# Data to process
_ _ _ _ _

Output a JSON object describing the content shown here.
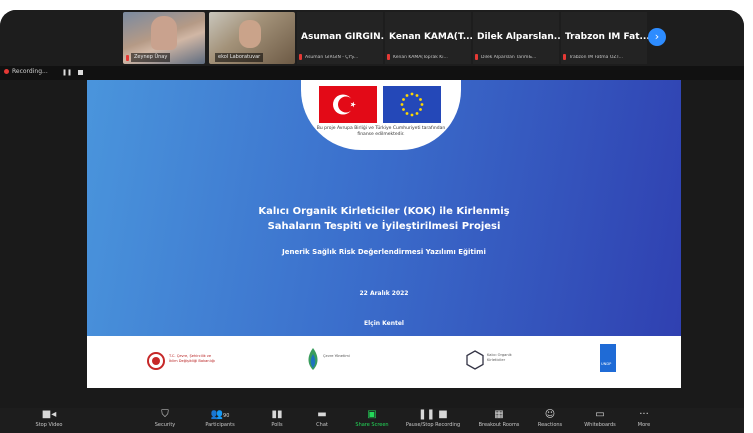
{
  "participants": {
    "video_tiles": [
      {
        "name": "Zeynep Ünay"
      },
      {
        "name": "ekol Laboratuvar"
      }
    ],
    "name_tiles": [
      {
        "display": "Asuman GİRGİN...",
        "full": "Asuman GİRGİN - ÇYŞ..."
      },
      {
        "display": "Kenan KAMA(T...",
        "full": "Kenan KAMA(Toprak Ki..."
      },
      {
        "display": "Dilek Alparslan...",
        "full": "Dilek Alparslan Tarım&..."
      },
      {
        "display": "Trabzon İM Fat...",
        "full": "Trabzon İM Fatma ÖZT..."
      }
    ],
    "next_icon": "chevron-right-icon"
  },
  "recording": {
    "status": "Recording..."
  },
  "slide": {
    "flag_caption": "Bu proje Avrupa Birliği ve Türkiye Cumhuriyeti tarafından finanse edilmektedir.",
    "title_line1": "Kalıcı Organik Kirleticiler (KOK) ile Kirlenmiş",
    "title_line2": "Sahaların Tespiti ve İyileştirilmesi Projesi",
    "subtitle": "Jenerik Sağlık Risk Değerlendirmesi Yazılımı Eğitimi",
    "date": "22 Aralık 2022",
    "author": "Elçin Kentel",
    "footer_logos": [
      "T.C. Çevre, Şehircilik ve İklim Değişikliği Bakanlığı",
      "Çevre Yönetimi",
      "Kalıcı Organik Kirleticiler",
      "UNDP"
    ]
  },
  "toolbar": {
    "stop_video": "Stop Video",
    "security": "Security",
    "participants": "Participants",
    "participants_count": "90",
    "polls": "Polls",
    "chat": "Chat",
    "share_screen": "Share Screen",
    "pause_stop_recording": "Pause/Stop Recording",
    "breakout_rooms": "Breakout Rooms",
    "reactions": "Reactions",
    "whiteboards": "Whiteboards",
    "more": "More"
  },
  "colors": {
    "share_green": "#23d959",
    "accent_blue": "#2d8cff",
    "mic_red": "#e53935"
  }
}
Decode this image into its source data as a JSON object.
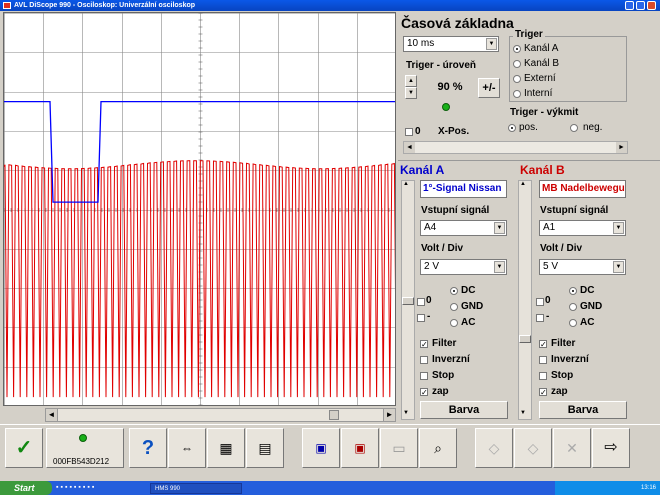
{
  "window": {
    "title": "AVL DiScope 990 - Osciloskop: Univerzální osciloskop"
  },
  "timebase": {
    "heading": "Časová základna",
    "value": "10 ms",
    "trigger_level_label": "Triger - úroveň",
    "trigger_level_value": "90 %",
    "plusminus_label": "+/-",
    "xpos_zero_label": "0",
    "xpos_label": "X-Pos."
  },
  "trigger": {
    "heading": "Triger",
    "options": [
      "Kanál A",
      "Kanál B",
      "Externí",
      "Interní"
    ],
    "selected": "Kanál A",
    "edge_heading": "Triger - výkmit",
    "edge_options": [
      "pos.",
      "neg."
    ],
    "edge_selected": "pos."
  },
  "channel_a": {
    "heading": "Kanál A",
    "signal_name": "1°-Signal Nissan",
    "input_label": "Vstupní signál",
    "input_value": "A4",
    "volt_label": "Volt / Div",
    "volt_value": "2 V",
    "coupling": [
      "DC",
      "GND",
      "AC"
    ],
    "coupling_selected": "DC",
    "offset_zero": "0",
    "offset_minus": "-",
    "checks": [
      {
        "label": "Filter",
        "checked": true
      },
      {
        "label": "Inverzní",
        "checked": false
      },
      {
        "label": "Stop",
        "checked": false
      },
      {
        "label": "zap",
        "checked": true
      }
    ],
    "color_button": "Barva",
    "color": "#0000cc"
  },
  "channel_b": {
    "heading": "Kanál B",
    "signal_name": "MB Nadelbewegung",
    "input_label": "Vstupní signál",
    "input_value": "A1",
    "volt_label": "Volt / Div",
    "volt_value": "5 V",
    "coupling": [
      "DC",
      "GND",
      "AC"
    ],
    "coupling_selected": "DC",
    "offset_zero": "0",
    "offset_minus": "-",
    "checks": [
      {
        "label": "Filter",
        "checked": true
      },
      {
        "label": "Inverzní",
        "checked": false
      },
      {
        "label": "Stop",
        "checked": false
      },
      {
        "label": "zap",
        "checked": true
      }
    ],
    "color_button": "Barva",
    "color": "#cc0000"
  },
  "toolbar": {
    "device_id": "000FB543D212",
    "help_label": "?",
    "icons": [
      "ok-check-icon",
      "device-status-icon",
      "help-icon",
      "scale-icon",
      "save-icon",
      "print-icon",
      "save-channel-a-icon",
      "save-channel-b-icon",
      "blank-page-icon",
      "zoom-icon",
      "prev-marker-icon",
      "next-marker-icon",
      "disabled-cross-icon",
      "exit-icon"
    ]
  },
  "taskbar": {
    "start_label": "Start",
    "window_item": "HMS 990",
    "clock": "13:16"
  },
  "colors": {
    "trace_a": "#0000ff",
    "trace_b": "#e00000",
    "grid": "#000000",
    "panel_bg": "#d4d0c8"
  }
}
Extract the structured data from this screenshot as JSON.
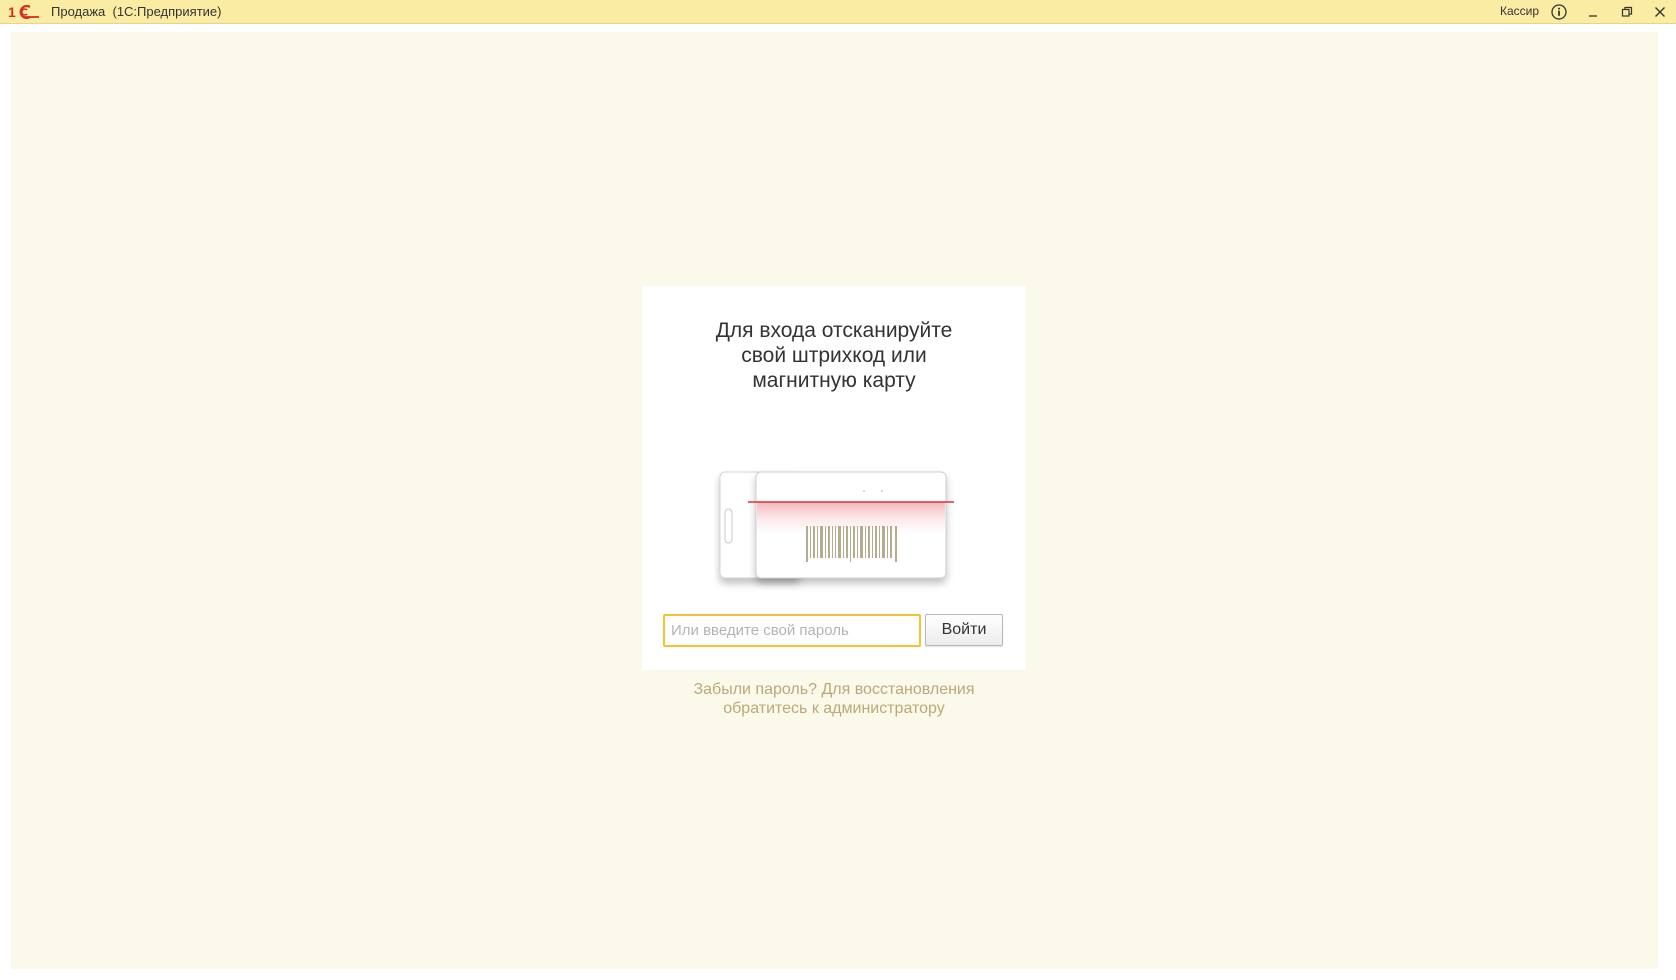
{
  "window": {
    "title": "Продажа  (1С:Предприятие)",
    "user": "Кассир",
    "icons": [
      "1c-logo-icon",
      "info-icon",
      "minimize-icon",
      "restore-icon",
      "close-icon"
    ]
  },
  "login": {
    "heading_line1": "Для входа отсканируйте",
    "heading_line2": "свой штрихкод или",
    "heading_line3": "магнитную карту",
    "password_placeholder": "Или введите свой пароль",
    "login_button": "Войти",
    "forgot_line1": "Забыли пароль? Для восстановления",
    "forgot_line2": "обратитесь к администратору"
  },
  "colors": {
    "titlebar": "#fbeca4",
    "workspace": "#fbf9ea",
    "accent_input_border": "#f4c430",
    "scan_line": "#d8343c",
    "hint_text": "#bba97a"
  }
}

_ _ _ _ _

# Task brief
Drop the images and quote the entries word for word.

# Task solution
Output a JSON object describing the content shown here.
{
  "participants": {
    "video_tiles": [
      {
        "name": "Zeynep Ünay"
      },
      {
        "name": "ekol Laboratuvar"
      }
    ],
    "name_tiles": [
      {
        "display": "Asuman GİRGİN...",
        "full": "Asuman GİRGİN - ÇYŞ..."
      },
      {
        "display": "Kenan KAMA(T...",
        "full": "Kenan KAMA(Toprak Ki..."
      },
      {
        "display": "Dilek Alparslan...",
        "full": "Dilek Alparslan Tarım&..."
      },
      {
        "display": "Trabzon İM Fat...",
        "full": "Trabzon İM Fatma ÖZT..."
      }
    ],
    "next_icon": "chevron-right-icon"
  },
  "recording": {
    "status": "Recording..."
  },
  "slide": {
    "flag_caption": "Bu proje Avrupa Birliği ve Türkiye Cumhuriyeti tarafından finanse edilmektedir.",
    "title_line1": "Kalıcı Organik Kirleticiler (KOK) ile Kirlenmiş",
    "title_line2": "Sahaların Tespiti ve İyileştirilmesi Projesi",
    "subtitle": "Jenerik Sağlık Risk Değerlendirmesi Yazılımı Eğitimi",
    "date": "22 Aralık 2022",
    "author": "Elçin Kentel",
    "footer_logos": [
      "T.C. Çevre, Şehircilik ve İklim Değişikliği Bakanlığı",
      "Çevre Yönetimi",
      "Kalıcı Organik Kirleticiler",
      "UNDP"
    ]
  },
  "toolbar": {
    "stop_video": "Stop Video",
    "security": "Security",
    "participants": "Participants",
    "participants_count": "90",
    "polls": "Polls",
    "chat": "Chat",
    "share_screen": "Share Screen",
    "pause_stop_recording": "Pause/Stop Recording",
    "breakout_rooms": "Breakout Rooms",
    "reactions": "Reactions",
    "whiteboards": "Whiteboards",
    "more": "More"
  },
  "colors": {
    "share_green": "#23d959",
    "accent_blue": "#2d8cff",
    "mic_red": "#e53935"
  }
}
Decode this image into its source data as a JSON object.
{
  "window": {
    "title": "AVL DiScope 990 - Osciloskop: Univerzální osciloskop"
  },
  "timebase": {
    "heading": "Časová základna",
    "value": "10 ms",
    "trigger_level_label": "Triger - úroveň",
    "trigger_level_value": "90 %",
    "plusminus_label": "+/-",
    "xpos_zero_label": "0",
    "xpos_label": "X-Pos."
  },
  "trigger": {
    "heading": "Triger",
    "options": [
      "Kanál A",
      "Kanál B",
      "Externí",
      "Interní"
    ],
    "selected": "Kanál A",
    "edge_heading": "Triger - výkmit",
    "edge_options": [
      "pos.",
      "neg."
    ],
    "edge_selected": "pos."
  },
  "channel_a": {
    "heading": "Kanál A",
    "signal_name": "1°-Signal Nissan",
    "input_label": "Vstupní signál",
    "input_value": "A4",
    "volt_label": "Volt / Div",
    "volt_value": "2 V",
    "coupling": [
      "DC",
      "GND",
      "AC"
    ],
    "coupling_selected": "DC",
    "offset_zero": "0",
    "offset_minus": "-",
    "checks": [
      {
        "label": "Filter",
        "checked": true
      },
      {
        "label": "Inverzní",
        "checked": false
      },
      {
        "label": "Stop",
        "checked": false
      },
      {
        "label": "zap",
        "checked": true
      }
    ],
    "color_button": "Barva",
    "color": "#0000cc"
  },
  "channel_b": {
    "heading": "Kanál B",
    "signal_name": "MB Nadelbewegung",
    "input_label": "Vstupní signál",
    "input_value": "A1",
    "volt_label": "Volt / Div",
    "volt_value": "5 V",
    "coupling": [
      "DC",
      "GND",
      "AC"
    ],
    "coupling_selected": "DC",
    "offset_zero": "0",
    "offset_minus": "-",
    "checks": [
      {
        "label": "Filter",
        "checked": true
      },
      {
        "label": "Inverzní",
        "checked": false
      },
      {
        "label": "Stop",
        "checked": false
      },
      {
        "label": "zap",
        "checked": true
      }
    ],
    "color_button": "Barva",
    "color": "#cc0000"
  },
  "toolbar": {
    "device_id": "000FB543D212",
    "help_label": "?",
    "icons": [
      "ok-check-icon",
      "device-status-icon",
      "help-icon",
      "scale-icon",
      "save-icon",
      "print-icon",
      "save-channel-a-icon",
      "save-channel-b-icon",
      "blank-page-icon",
      "zoom-icon",
      "prev-marker-icon",
      "next-marker-icon",
      "disabled-cross-icon",
      "exit-icon"
    ]
  },
  "taskbar": {
    "start_label": "Start",
    "window_item": "HMS 990",
    "clock": "13:16"
  },
  "colors": {
    "trace_a": "#0000ff",
    "trace_b": "#e00000",
    "grid": "#000000",
    "panel_bg": "#d4d0c8"
  }
}
Extract the structured data from this screenshot as JSON.
{
  "window": {
    "title": "Продажа  (1С:Предприятие)",
    "user": "Кассир",
    "icons": [
      "1c-logo-icon",
      "info-icon",
      "minimize-icon",
      "restore-icon",
      "close-icon"
    ]
  },
  "login": {
    "heading_line1": "Для входа отсканируйте",
    "heading_line2": "свой штрихкод или",
    "heading_line3": "магнитную карту",
    "password_placeholder": "Или введите свой пароль",
    "login_button": "Войти",
    "forgot_line1": "Забыли пароль? Для восстановления",
    "forgot_line2": "обратитесь к администратору"
  },
  "colors": {
    "titlebar": "#fbeca4",
    "workspace": "#fbf9ea",
    "accent_input_border": "#f4c430",
    "scan_line": "#d8343c",
    "hint_text": "#bba97a"
  }
}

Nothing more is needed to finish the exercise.